• _Problem requirements_
How many of the rows below contain the word "elements"? Reply with the number alone.
____
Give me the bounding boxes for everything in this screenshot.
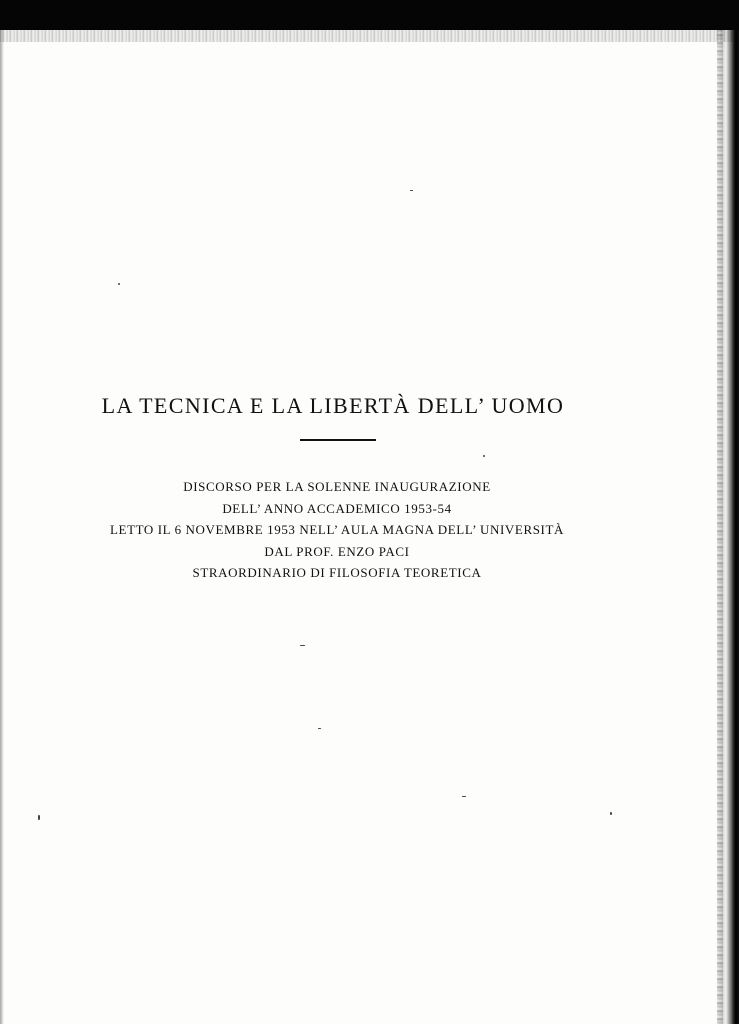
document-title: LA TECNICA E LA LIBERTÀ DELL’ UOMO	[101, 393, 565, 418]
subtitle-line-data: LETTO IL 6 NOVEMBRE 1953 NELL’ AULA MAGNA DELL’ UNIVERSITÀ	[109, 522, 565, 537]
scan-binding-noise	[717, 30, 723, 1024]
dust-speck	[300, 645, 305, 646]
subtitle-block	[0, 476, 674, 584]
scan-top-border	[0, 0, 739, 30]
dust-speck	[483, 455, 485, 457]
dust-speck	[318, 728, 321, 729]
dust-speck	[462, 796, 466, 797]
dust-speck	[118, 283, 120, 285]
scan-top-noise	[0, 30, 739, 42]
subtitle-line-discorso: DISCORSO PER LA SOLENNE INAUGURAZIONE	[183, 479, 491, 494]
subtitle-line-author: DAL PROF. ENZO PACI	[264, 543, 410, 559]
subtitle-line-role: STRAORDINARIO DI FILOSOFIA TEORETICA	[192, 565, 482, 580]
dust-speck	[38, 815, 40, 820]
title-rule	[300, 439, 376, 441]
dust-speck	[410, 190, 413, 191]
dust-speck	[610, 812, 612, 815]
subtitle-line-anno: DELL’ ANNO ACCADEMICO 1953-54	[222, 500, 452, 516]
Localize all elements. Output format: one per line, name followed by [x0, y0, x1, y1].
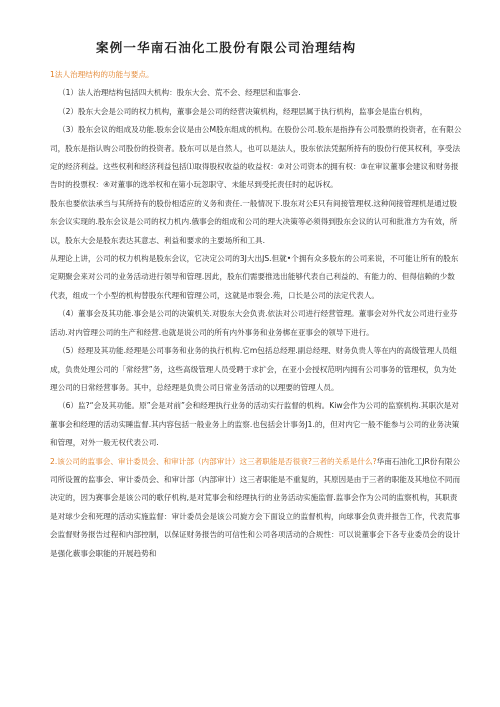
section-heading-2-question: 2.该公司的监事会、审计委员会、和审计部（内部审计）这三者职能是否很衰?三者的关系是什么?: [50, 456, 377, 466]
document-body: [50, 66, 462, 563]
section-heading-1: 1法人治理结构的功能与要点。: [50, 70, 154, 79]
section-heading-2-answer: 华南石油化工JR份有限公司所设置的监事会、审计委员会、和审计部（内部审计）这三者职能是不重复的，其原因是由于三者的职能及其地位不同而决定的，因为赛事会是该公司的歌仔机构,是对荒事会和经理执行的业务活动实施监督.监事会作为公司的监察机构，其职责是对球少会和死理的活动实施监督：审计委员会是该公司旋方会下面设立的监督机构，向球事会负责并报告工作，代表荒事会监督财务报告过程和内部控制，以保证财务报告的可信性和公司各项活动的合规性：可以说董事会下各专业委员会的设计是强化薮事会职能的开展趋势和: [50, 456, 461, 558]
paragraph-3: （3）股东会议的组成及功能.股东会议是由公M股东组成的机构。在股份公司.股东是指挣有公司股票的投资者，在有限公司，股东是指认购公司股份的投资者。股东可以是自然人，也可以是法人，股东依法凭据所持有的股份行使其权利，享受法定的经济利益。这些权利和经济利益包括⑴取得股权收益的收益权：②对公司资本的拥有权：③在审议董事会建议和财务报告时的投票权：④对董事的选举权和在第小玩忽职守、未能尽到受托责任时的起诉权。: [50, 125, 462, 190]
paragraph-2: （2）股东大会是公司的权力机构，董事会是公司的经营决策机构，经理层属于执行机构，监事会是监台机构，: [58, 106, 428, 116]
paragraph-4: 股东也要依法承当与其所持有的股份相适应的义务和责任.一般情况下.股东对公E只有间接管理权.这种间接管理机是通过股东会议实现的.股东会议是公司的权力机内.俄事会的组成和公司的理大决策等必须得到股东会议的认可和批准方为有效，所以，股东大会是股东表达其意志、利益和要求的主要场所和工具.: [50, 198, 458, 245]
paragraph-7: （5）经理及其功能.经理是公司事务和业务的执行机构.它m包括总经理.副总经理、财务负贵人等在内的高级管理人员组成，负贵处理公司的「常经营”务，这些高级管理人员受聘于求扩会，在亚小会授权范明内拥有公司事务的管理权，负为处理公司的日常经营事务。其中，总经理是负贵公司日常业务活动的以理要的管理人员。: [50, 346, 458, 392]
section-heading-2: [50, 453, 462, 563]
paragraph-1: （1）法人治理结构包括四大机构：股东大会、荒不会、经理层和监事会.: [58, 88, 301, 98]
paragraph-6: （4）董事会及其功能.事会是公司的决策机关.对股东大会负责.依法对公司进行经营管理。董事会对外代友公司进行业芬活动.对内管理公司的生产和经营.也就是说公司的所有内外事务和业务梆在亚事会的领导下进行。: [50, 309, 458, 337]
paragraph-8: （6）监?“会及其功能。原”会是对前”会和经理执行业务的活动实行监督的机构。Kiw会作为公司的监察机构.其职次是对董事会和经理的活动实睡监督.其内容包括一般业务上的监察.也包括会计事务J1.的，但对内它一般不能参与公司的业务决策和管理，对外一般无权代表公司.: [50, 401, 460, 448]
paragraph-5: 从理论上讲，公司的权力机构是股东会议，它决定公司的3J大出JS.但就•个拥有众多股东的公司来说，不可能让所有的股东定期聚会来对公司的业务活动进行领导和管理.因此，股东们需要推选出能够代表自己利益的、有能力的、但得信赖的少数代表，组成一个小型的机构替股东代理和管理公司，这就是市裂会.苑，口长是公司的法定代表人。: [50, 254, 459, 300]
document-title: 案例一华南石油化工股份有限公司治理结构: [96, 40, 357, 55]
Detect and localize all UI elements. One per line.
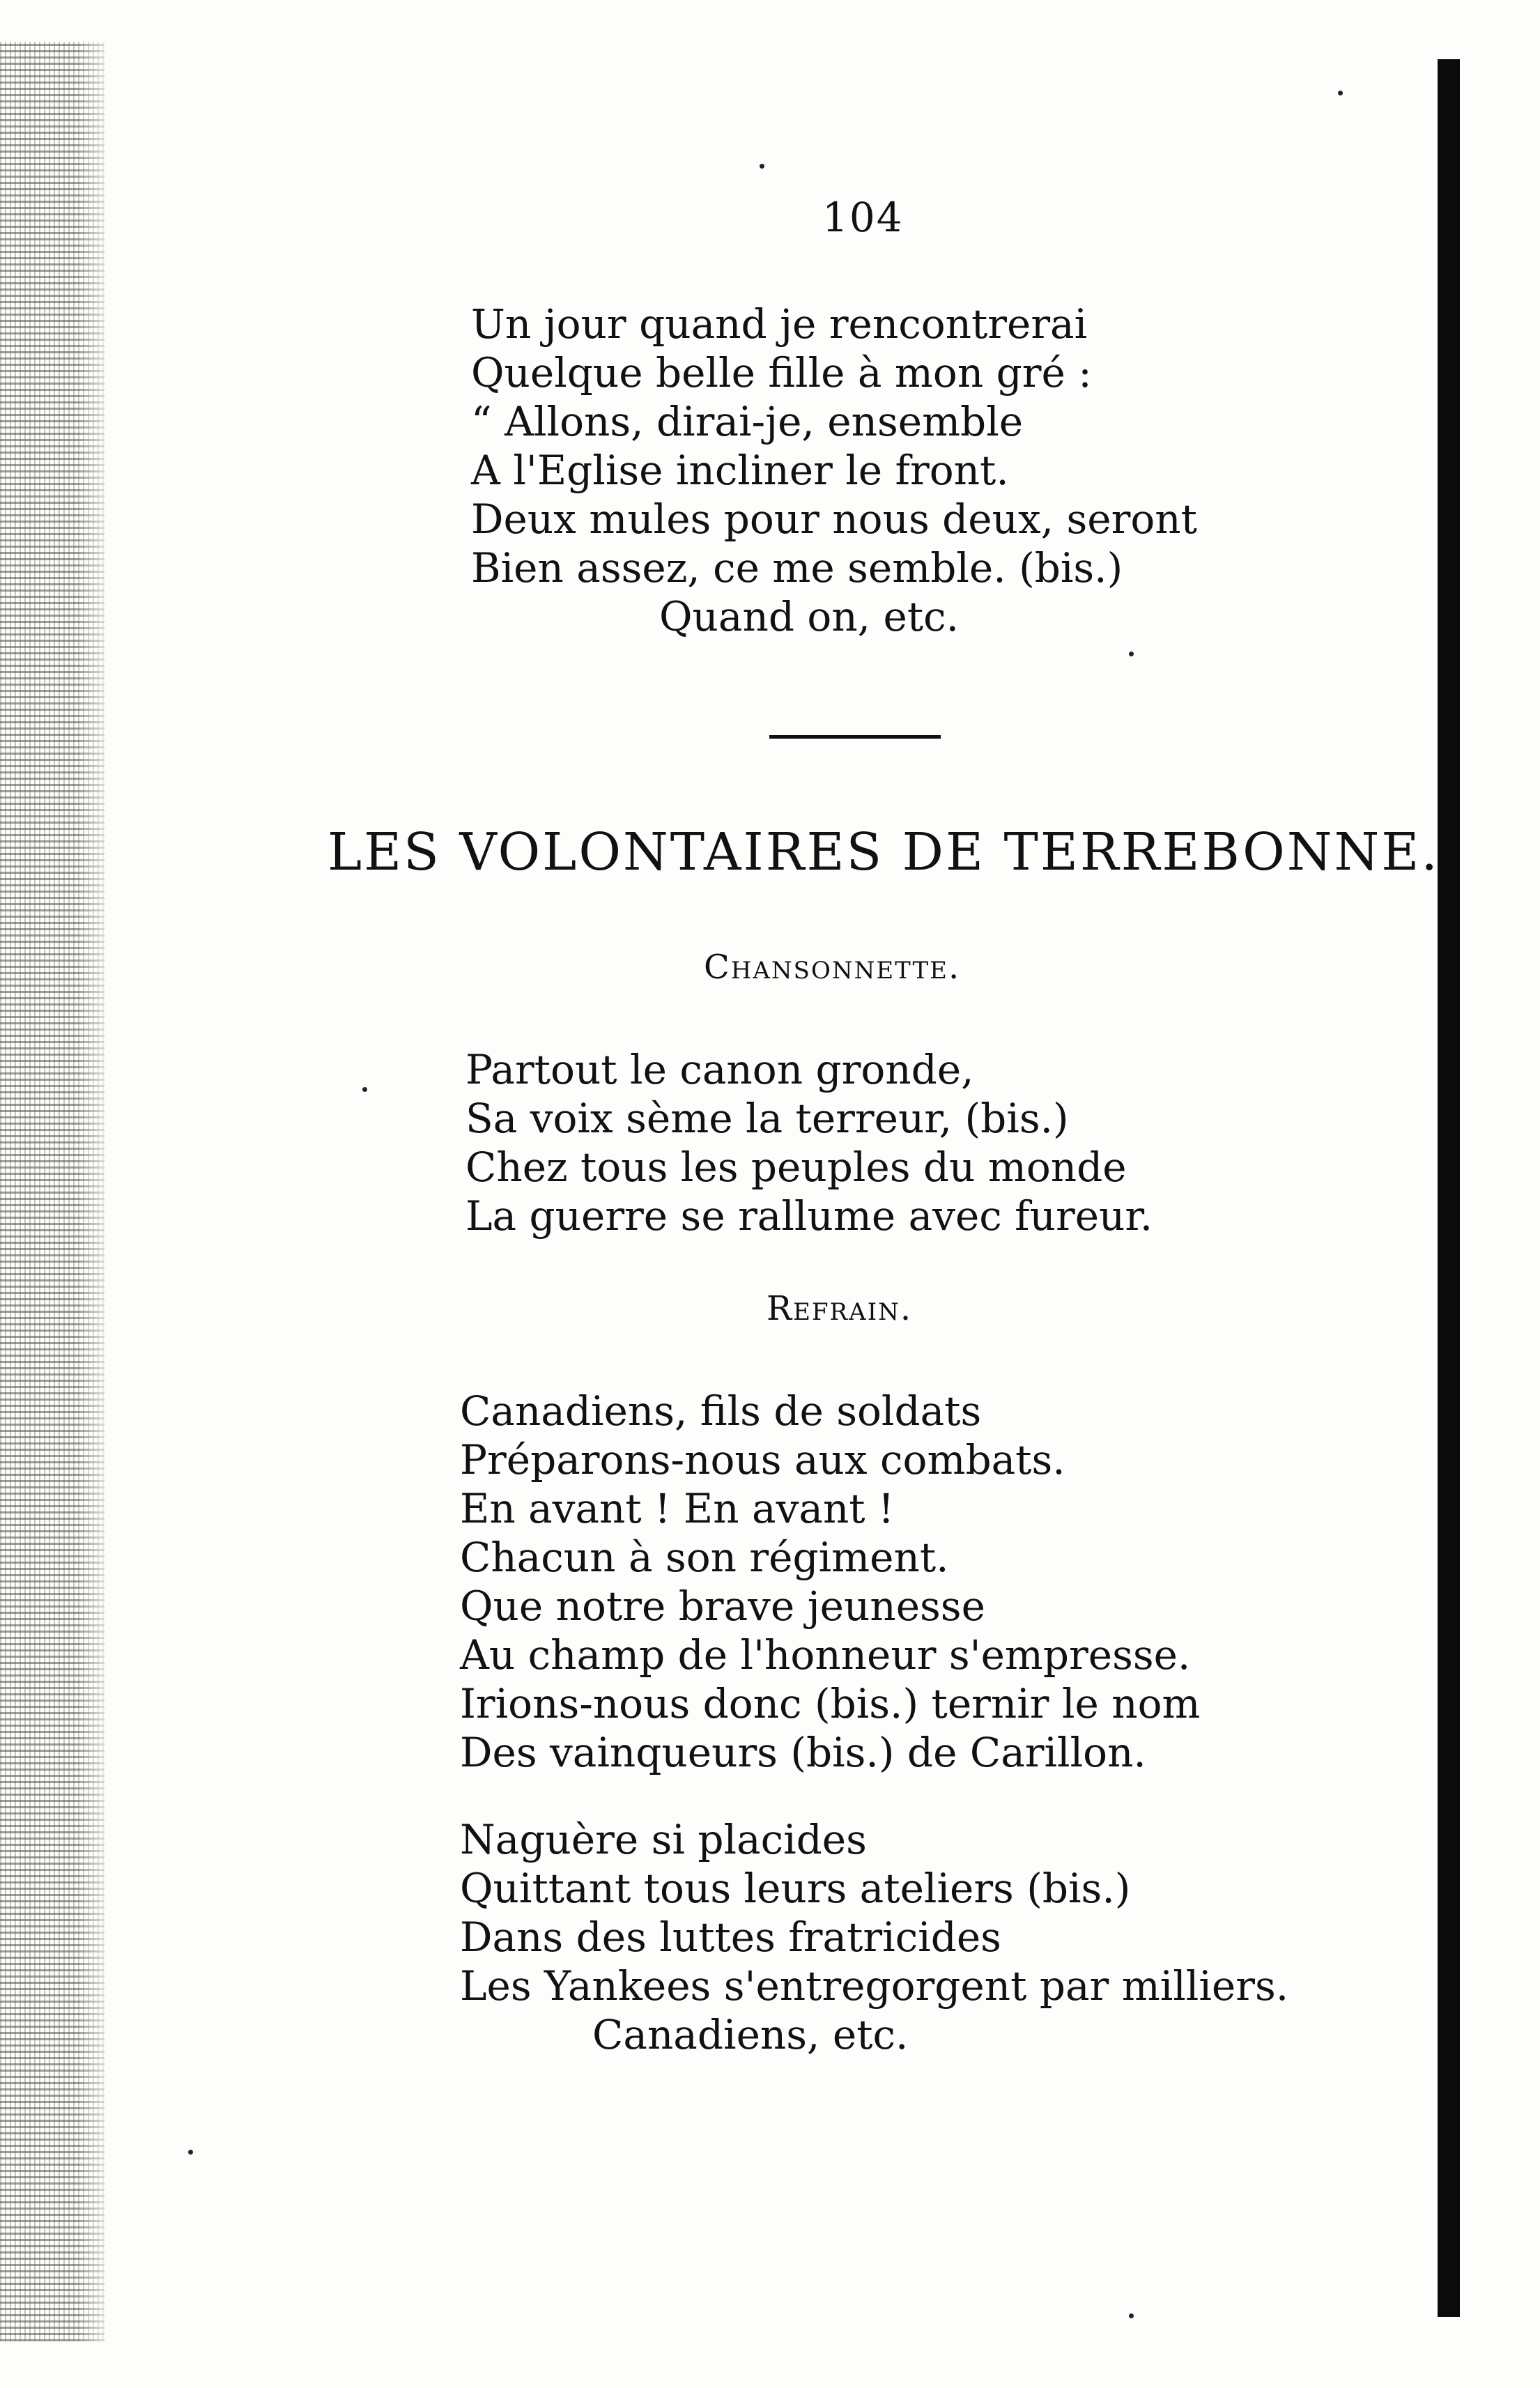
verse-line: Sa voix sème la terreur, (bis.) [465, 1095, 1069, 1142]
____
• _Task solution_
2